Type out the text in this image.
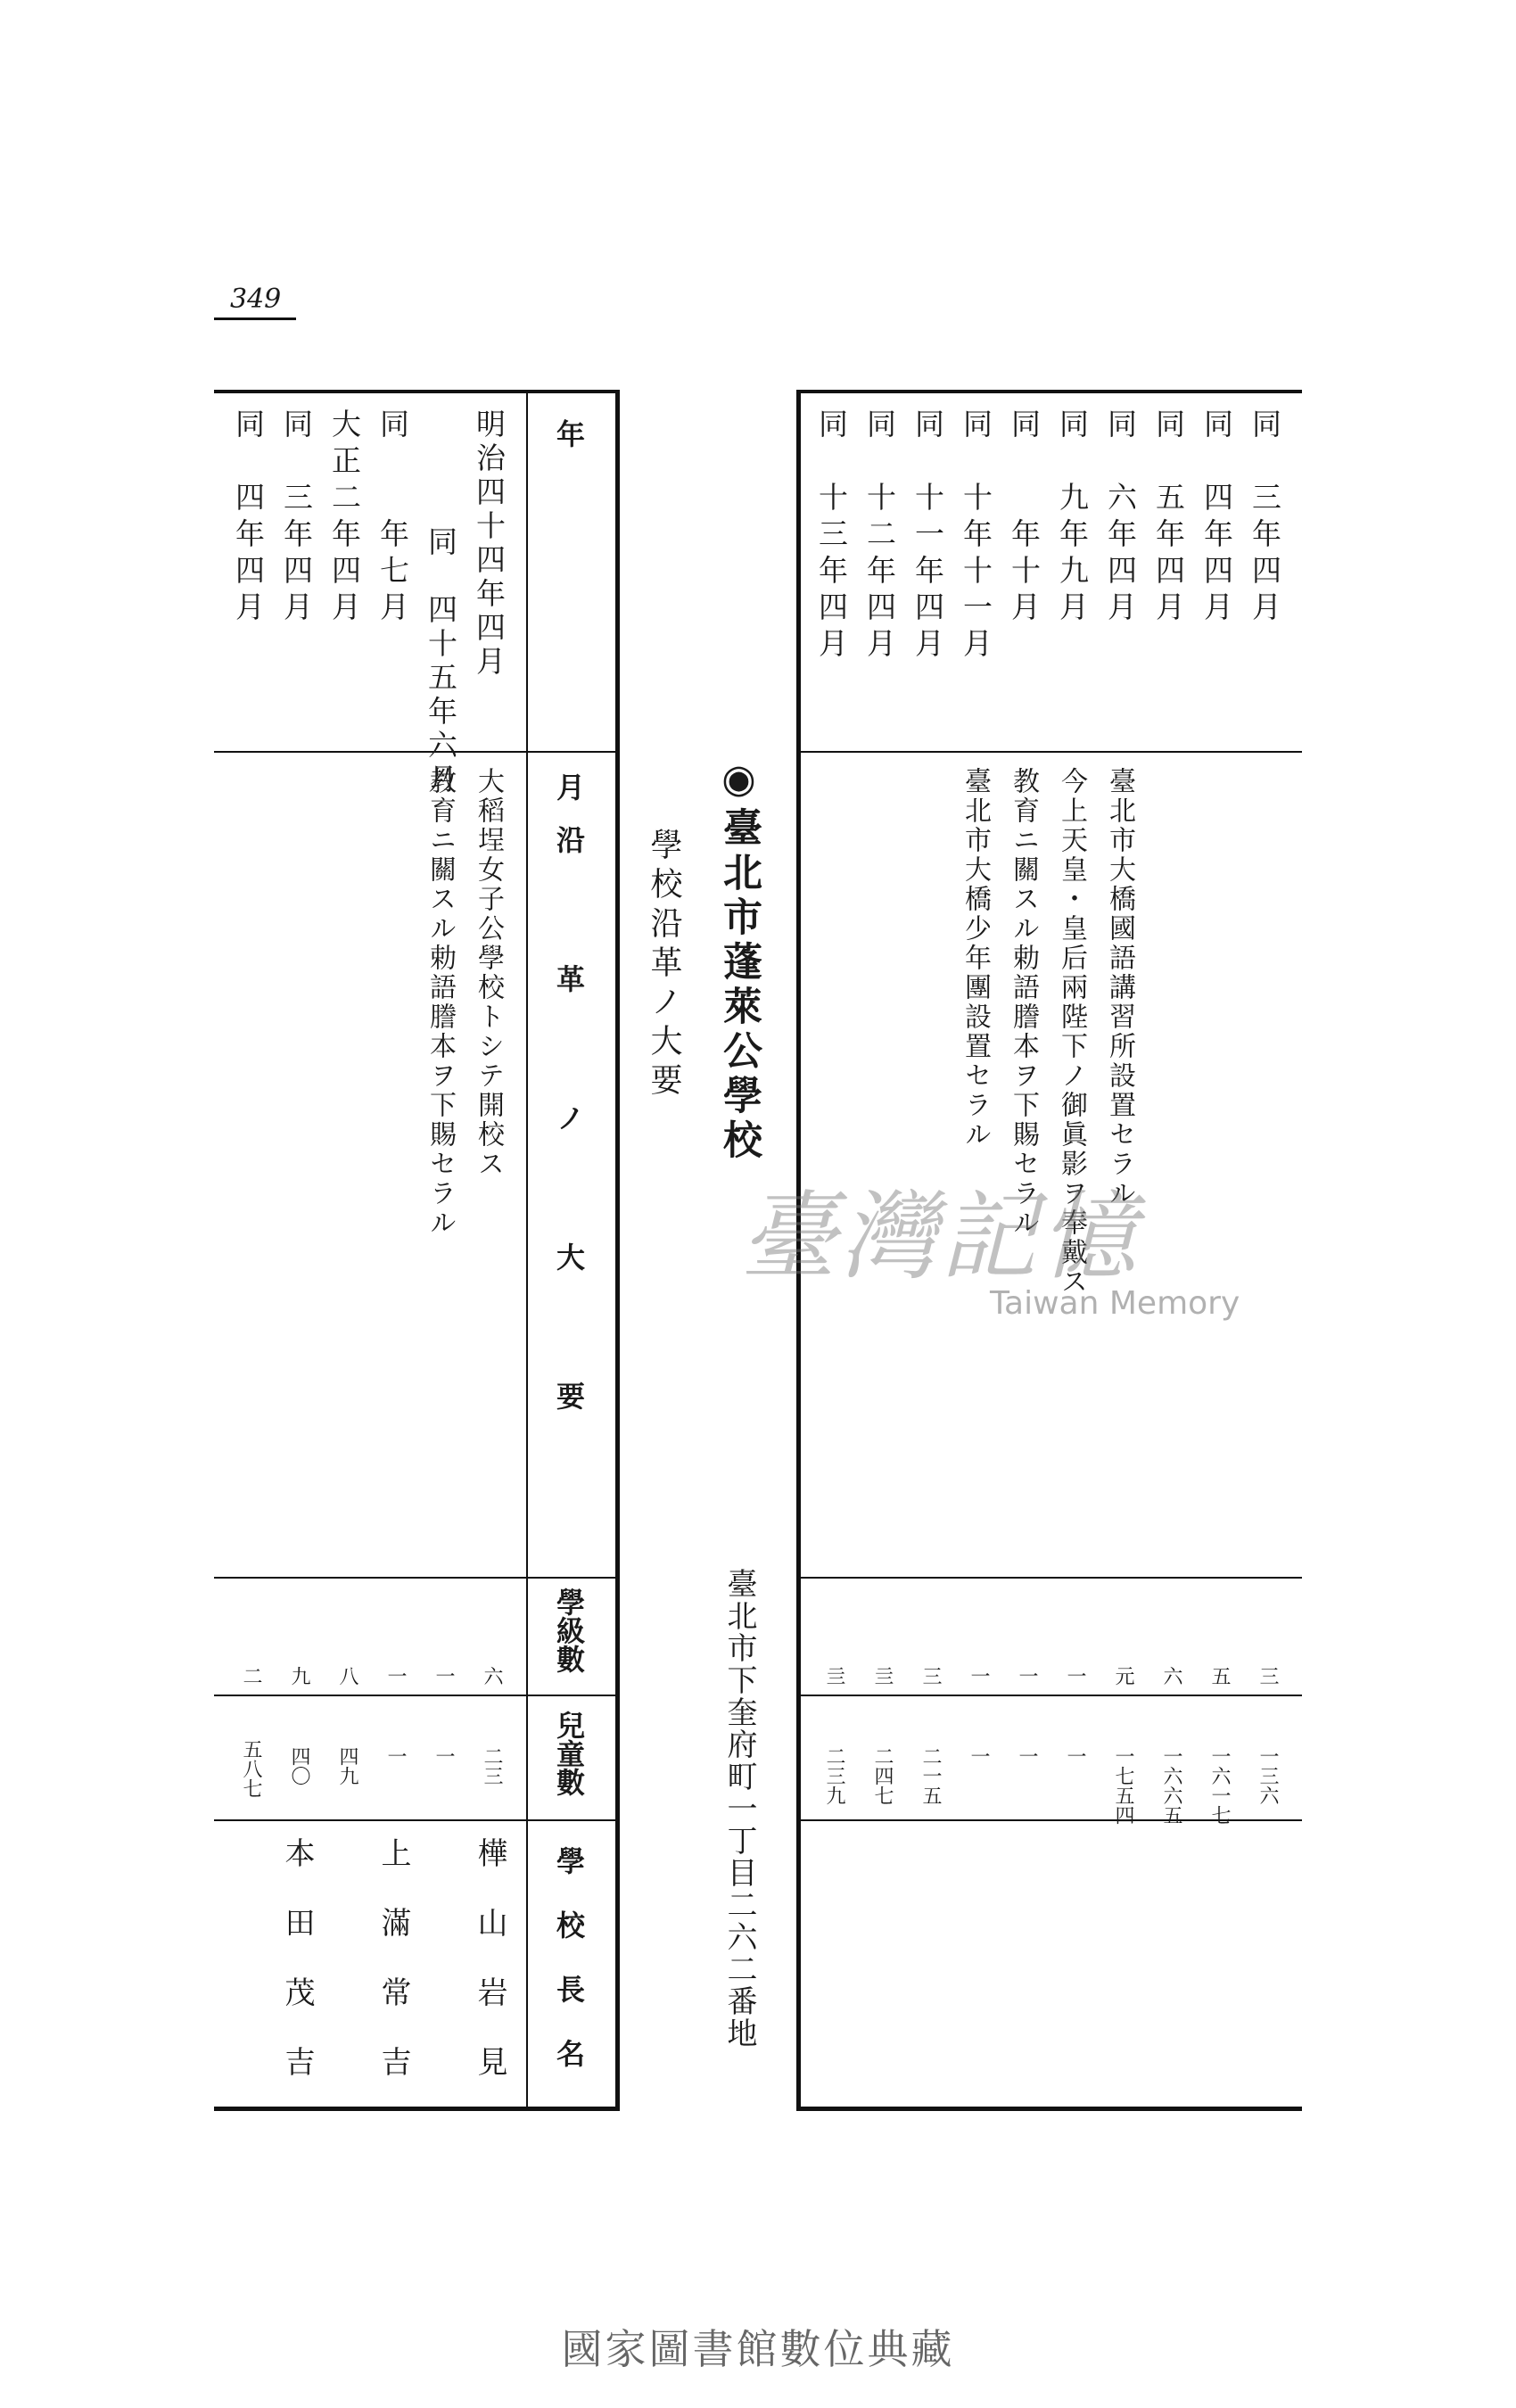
349
同　三年四月
三
一三六
同　四年四月
五
一六一七
同　五年四月
六
一六六五
同　六年四月
臺北市大橋國語講習所設置セラル
元
一七五四
同　九年九月
今上天皇・皇后兩陛下ノ御眞影ヲ奉戴ス
一
一
同　　年十月
教育ニ關スル勅語謄本ヲ下賜セラル
一
一
同　十年十一月
臺北市大橋少年團設置セラル
一
一
同　十一年四月
三
二一五
同　十二年四月
亖
二四七
同　十三年四月
亖
二三九
◉臺北市蓬萊公學校
臺北市下奎府町一丁目二六二番地
學校沿革ノ大要
年　　月
沿　革　ノ　大　要
學級數
兒童數
學校長名
明治四十四年四月
大稻埕女子公學校トシテ開校ス
六
二三
樺山岩見
同　四十五年六月
教育ニ關スル勅語謄本ヲ下賜セラル
一
一
同　　年七月
一
一
上滿常吉
大正二年四月
八
四九
同　三年四月
九
四〇
本田茂吉
同　四年四月
二
五八七
臺灣記憶
Taiwan Memory
國家圖書館數位典藏
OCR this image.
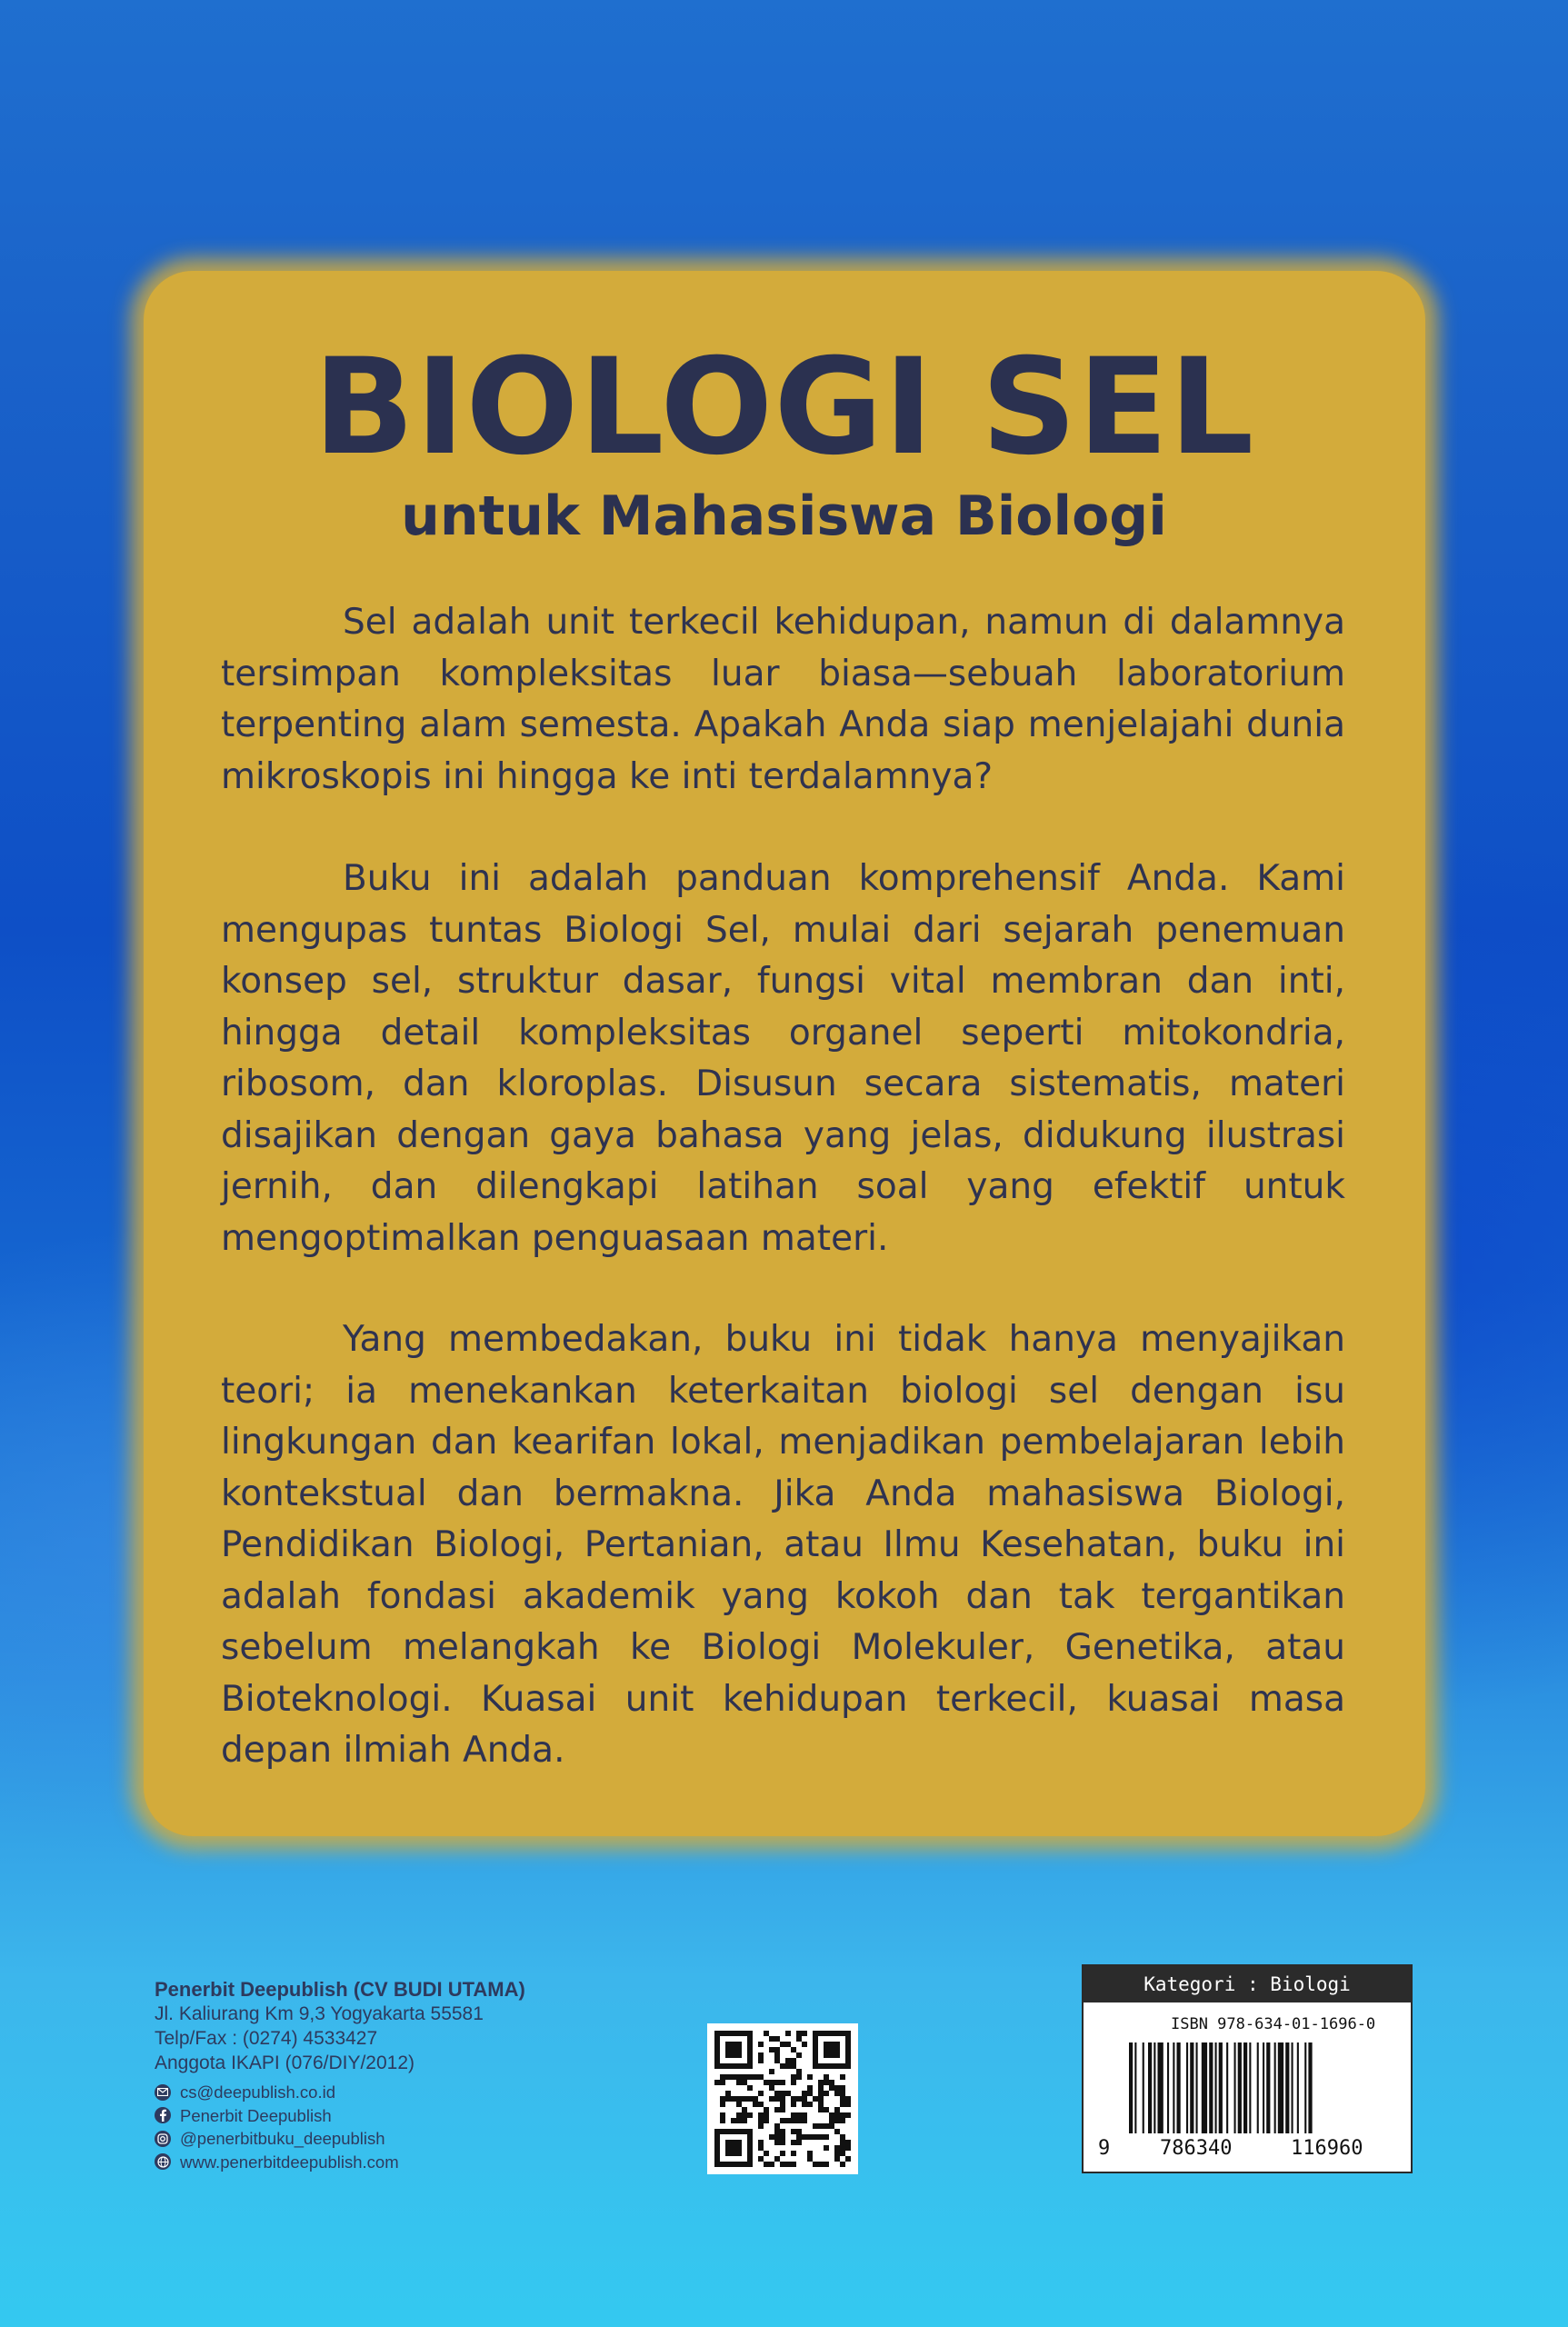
BIOLOGI SEL
untuk Mahasiswa Biologi

Sel adalah unit terkecil kehidupan, namun di dalamnya tersimpan kompleksitas luar biasa—sebuah laboratorium terpenting alam semesta. Apakah Anda siap menjelajahi dunia mikroskopis ini hingga ke inti terdalamnya?

Buku ini adalah panduan komprehensif Anda. Kami mengupas tuntas Biologi Sel, mulai dari sejarah penemuan konsep sel, struktur dasar, fungsi vital membran dan inti, hingga detail kompleksitas organel seperti mitokondria, ribosom, dan kloroplas. Disusun secara sistematis, materi disajikan dengan gaya bahasa yang jelas, didukung ilustrasi jernih, dan dilengkapi latihan soal yang efektif untuk mengoptimalkan penguasaan materi.

Yang membedakan, buku ini tidak hanya menyajikan teori; ia menekankan keterkaitan biologi sel dengan isu lingkungan dan kearifan lokal, menjadikan pembelajaran lebih kontekstual dan bermakna. Jika Anda mahasiswa Biologi, Pendidikan Biologi, Pertanian, atau Ilmu Kesehatan, buku ini adalah fondasi akademik yang kokoh dan tak tergantikan sebelum melangkah ke Biologi Molekuler, Genetika, atau Bioteknologi. Kuasai unit kehidupan terkecil, kuasai masa depan ilmiah Anda.

Penerbit Deepublish (CV BUDI UTAMA)
Jl. Kaliurang Km 9,3 Yogyakarta 55581
Telp/Fax : (0274) 4533427
Anggota IKAPI (076/DIY/2012)
cs@deepublish.co.id
Penerbit Deepublish
@penerbitbuku_deepublish
www.penerbitdeepublish.com
Kategori : Biologi
ISBN 978-634-01-1696-0
9 786340	116960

WHAT THE TASK REQUIRES:
All of the material above is to be copied exactly, except for its images.

SOLVED EXERCISE:
Type out the text in this image.
349
同　三年四月
三
一三六
同　四年四月
五
一六一七
同　五年四月
六
一六六五
同　六年四月
臺北市大橋國語講習所設置セラル
元
一七五四
同　九年九月
今上天皇・皇后兩陛下ノ御眞影ヲ奉戴ス
一
一
同　　年十月
教育ニ關スル勅語謄本ヲ下賜セラル
一
一
同　十年十一月
臺北市大橋少年團設置セラル
一
一
同　十一年四月
三
二一五
同　十二年四月
亖
二四七
同　十三年四月
亖
二三九
◉臺北市蓬萊公學校
臺北市下奎府町一丁目二六二番地
學校沿革ノ大要
年　　月
沿　革　ノ　大　要
學級數
兒童數
學校長名
明治四十四年四月
大稻埕女子公學校トシテ開校ス
六
二三
樺山岩見
同　四十五年六月
教育ニ關スル勅語謄本ヲ下賜セラル
一
一
同　　年七月
一
一
上滿常吉
大正二年四月
八
四九
同　三年四月
九
四〇
本田茂吉
同　四年四月
二
五八七
臺灣記憶
Taiwan Memory
國家圖書館數位典藏
OCR this image.
BIOLOGI SEL
untuk Mahasiswa Biologi

Sel adalah unit terkecil kehidupan, namun di dalamnya tersimpan kompleksitas luar biasa—sebuah laboratorium terpenting alam semesta. Apakah Anda siap menjelajahi dunia mikroskopis ini hingga ke inti terdalamnya?

Buku ini adalah panduan komprehensif Anda. Kami mengupas tuntas Biologi Sel, mulai dari sejarah penemuan konsep sel, struktur dasar, fungsi vital membran dan inti, hingga detail kompleksitas organel seperti mitokondria, ribosom, dan kloroplas. Disusun secara sistematis, materi disajikan dengan gaya bahasa yang jelas, didukung ilustrasi jernih, dan dilengkapi latihan soal yang efektif untuk mengoptimalkan penguasaan materi.

Yang membedakan, buku ini tidak hanya menyajikan teori; ia menekankan keterkaitan biologi sel dengan isu lingkungan dan kearifan lokal, menjadikan pembelajaran lebih kontekstual dan bermakna. Jika Anda mahasiswa Biologi, Pendidikan Biologi, Pertanian, atau Ilmu Kesehatan, buku ini adalah fondasi akademik yang kokoh dan tak tergantikan sebelum melangkah ke Biologi Molekuler, Genetika, atau Bioteknologi. Kuasai unit kehidupan terkecil, kuasai masa depan ilmiah Anda.

Penerbit Deepublish (CV BUDI UTAMA)
Jl. Kaliurang Km 9,3 Yogyakarta 55581
Telp/Fax : (0274) 4533427
Anggota IKAPI (076/DIY/2012)
cs@deepublish.co.id
Penerbit Deepublish
@penerbitbuku_deepublish
www.penerbitdeepublish.com
Kategori : Biologi
ISBN 978-634-01-1696-0
9 786340	116960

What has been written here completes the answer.